● Tasks to complete
1 – Answer these from the Clojure tutorial excerpt:
(a) Which case style does Clojure use in place of camel case?
(b) How does Clojure treat commas?
(c) Which editor is recommended for the koans?
2 – Reproduce, word for word, the stretch of the Clojure tutorial excerpt from "Periodically we’ll mention" through "official koans page.".
3 – Carry on the Clojure tutorial excerpt, picking up after its final sentence.

● Text extract
Compared to other languages, Clojure does function calls slightly differently than the majority of common programming languages.

myFunction("hi", "bye")

In Clojure this might look like the following:

(my-function "hi" "bye")

There are a couple differences here, first thing to note is that we are using a different case style. In Clojure we don’t use camel case but instead kebab case which is dash separated.

We promise we didn’t make this up!

Another thing is that we’ve placed the function inside the parenthesis. In Clojure a function call is always an open paren followed by the function we want to call, followed by any arguments we are passing to the function, followed by a closing paren.

We also aren’t separating the arguments with a comma anymore. In Clojure commas are simply treated as whitespace so we don’t need them.

Koans

Periodically we’ll mention exercises from the Clojure Koans. These are a series of exercises designed to teach Clojure.

Each one will be an assertion such as the following:

(= true __)

The purpose of these exercises is to alter the __ to make the assertion pass.

(= true true)

The koans are done incrementally, as you complete each one it will then move on to the next koan. Feel free to go through these at your own pace, or you can follow along this document which will periodically reference the koans.

To get the koans all setup and running visit the official koans page.

For the koans we recommend using Atom, or your preferred editor should work great.

● Dataset extract
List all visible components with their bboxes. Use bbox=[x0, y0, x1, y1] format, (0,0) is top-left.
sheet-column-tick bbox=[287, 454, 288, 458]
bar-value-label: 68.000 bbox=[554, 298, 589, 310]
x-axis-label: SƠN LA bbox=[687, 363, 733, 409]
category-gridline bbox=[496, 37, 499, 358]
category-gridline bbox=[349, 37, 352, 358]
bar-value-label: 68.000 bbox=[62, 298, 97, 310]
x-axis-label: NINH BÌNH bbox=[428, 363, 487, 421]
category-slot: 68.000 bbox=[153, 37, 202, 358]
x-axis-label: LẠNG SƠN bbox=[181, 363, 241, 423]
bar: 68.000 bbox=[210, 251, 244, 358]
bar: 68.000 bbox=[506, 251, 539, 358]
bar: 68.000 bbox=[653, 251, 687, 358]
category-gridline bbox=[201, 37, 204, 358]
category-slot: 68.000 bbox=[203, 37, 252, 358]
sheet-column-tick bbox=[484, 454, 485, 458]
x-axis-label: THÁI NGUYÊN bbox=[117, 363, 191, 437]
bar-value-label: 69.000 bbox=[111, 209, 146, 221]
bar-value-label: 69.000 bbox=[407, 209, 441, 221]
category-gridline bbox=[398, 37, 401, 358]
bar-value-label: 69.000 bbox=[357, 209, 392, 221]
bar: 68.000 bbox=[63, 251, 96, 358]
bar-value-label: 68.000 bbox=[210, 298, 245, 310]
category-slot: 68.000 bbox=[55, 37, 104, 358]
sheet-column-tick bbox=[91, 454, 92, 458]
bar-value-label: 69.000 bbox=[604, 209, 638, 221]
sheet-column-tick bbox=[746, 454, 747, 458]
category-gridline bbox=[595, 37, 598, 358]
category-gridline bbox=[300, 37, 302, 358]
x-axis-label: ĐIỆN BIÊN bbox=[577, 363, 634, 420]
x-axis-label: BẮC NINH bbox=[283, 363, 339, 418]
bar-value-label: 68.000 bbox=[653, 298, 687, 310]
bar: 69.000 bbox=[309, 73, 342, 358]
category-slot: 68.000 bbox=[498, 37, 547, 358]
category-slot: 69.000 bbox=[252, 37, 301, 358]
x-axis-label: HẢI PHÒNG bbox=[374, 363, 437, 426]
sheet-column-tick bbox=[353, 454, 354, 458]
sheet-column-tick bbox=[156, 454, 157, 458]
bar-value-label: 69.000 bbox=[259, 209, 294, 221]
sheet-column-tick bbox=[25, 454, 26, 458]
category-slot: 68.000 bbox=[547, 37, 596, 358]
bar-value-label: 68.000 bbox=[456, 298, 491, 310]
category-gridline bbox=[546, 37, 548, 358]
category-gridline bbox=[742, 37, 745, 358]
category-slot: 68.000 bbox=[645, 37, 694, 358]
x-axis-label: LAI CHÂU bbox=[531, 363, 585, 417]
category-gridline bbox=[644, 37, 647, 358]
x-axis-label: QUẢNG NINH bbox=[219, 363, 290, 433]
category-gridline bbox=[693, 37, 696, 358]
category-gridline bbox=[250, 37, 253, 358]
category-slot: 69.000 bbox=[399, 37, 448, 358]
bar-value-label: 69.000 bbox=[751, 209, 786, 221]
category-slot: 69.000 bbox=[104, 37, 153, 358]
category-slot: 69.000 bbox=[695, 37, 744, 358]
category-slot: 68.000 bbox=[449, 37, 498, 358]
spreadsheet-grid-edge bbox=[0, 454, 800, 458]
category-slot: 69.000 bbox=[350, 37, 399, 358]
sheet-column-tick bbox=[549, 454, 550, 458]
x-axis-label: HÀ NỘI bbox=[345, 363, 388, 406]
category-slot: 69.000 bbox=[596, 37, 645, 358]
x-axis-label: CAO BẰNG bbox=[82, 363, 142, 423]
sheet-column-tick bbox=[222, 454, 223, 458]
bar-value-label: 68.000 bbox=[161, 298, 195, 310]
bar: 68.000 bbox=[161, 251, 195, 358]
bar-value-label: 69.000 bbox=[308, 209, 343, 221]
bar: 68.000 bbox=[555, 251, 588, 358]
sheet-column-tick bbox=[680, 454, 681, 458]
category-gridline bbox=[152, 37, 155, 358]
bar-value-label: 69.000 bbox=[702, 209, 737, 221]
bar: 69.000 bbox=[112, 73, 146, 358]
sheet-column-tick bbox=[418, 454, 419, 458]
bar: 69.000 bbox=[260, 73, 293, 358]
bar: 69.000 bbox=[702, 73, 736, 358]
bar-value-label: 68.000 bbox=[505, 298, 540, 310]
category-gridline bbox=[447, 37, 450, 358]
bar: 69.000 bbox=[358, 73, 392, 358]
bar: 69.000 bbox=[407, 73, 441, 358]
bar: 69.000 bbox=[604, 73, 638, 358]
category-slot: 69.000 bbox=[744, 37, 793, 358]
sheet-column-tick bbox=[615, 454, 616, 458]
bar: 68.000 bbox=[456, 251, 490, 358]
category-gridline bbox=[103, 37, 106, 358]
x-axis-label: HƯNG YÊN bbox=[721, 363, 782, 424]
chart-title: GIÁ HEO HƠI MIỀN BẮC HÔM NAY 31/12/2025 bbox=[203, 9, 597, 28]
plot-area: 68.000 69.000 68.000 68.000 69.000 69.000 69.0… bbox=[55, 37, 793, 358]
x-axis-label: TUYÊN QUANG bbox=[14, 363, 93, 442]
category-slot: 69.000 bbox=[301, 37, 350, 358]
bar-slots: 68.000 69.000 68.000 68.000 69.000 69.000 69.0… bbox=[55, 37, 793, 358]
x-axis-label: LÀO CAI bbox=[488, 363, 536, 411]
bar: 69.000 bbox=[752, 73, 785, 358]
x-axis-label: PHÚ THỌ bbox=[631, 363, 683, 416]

● Answers for the tasks
1 –
(a) Kebab case, which is dash separated.
(b) As whitespace.
(c) Atom.

2 –
Periodically we’ll mention exercises from the Clojure Koans. These are a series of exercises designed to teach Clojure.

Each one will be an assertion such as the following:

(= true __)

The purpose of these exercises is to alter the __ to make the assertion pass.

(= true true)

The koans are done incrementally, as you complete each one it will then move on to the next koan. Feel free to go through these at your own pace, or you can follow along this document which will periodically reference the koans.

To get the koans all setup and running visit the official koans page.

3 –
Clojure Basics

Math

Unlike common languages, such as JavaScript, in which + is an operation that is used in arithmetic expressions, and square root sqrt is a function, in Clojure every action is a function, there is no notion of operators. Additionally all of the math operators take a variable number of arguments.

user=> (+ 1 1)
2
user=> (+ 1 2 3)
6
user=> (- 1 1)
0
user=> (- 5)
-5
user=> (* 2 3)
6
user=> (/ 6 2)
3

Equality

We can use the = function to test whether its arguments are all equal to each other. Like the math functions the = function also takes multiple arguments.

user=> (= "hello" "hello")
true
user=> (= 1 1 1)
true
user=> (= 1 2)
false

nil

nil is a special value in Clojure, it means “nothing”. You might know it as null in other programming languages. It is commonly used when a desired value is not found. We will see examples of its use later. For now, just note that it is not equal to other values:

user=> (= nil false)
false
user=> (= nil true)
false
user=> (= nil 0)
false

Common types

Clojure mostly just uses Java classes under the hood. Lets examine some common types using the type function.

user=> (type 2015)
java.lang.Long
user=> (type 3.14)
java.lang.Double
user=> (type "clojure")
java.lang.String
user=> (type true)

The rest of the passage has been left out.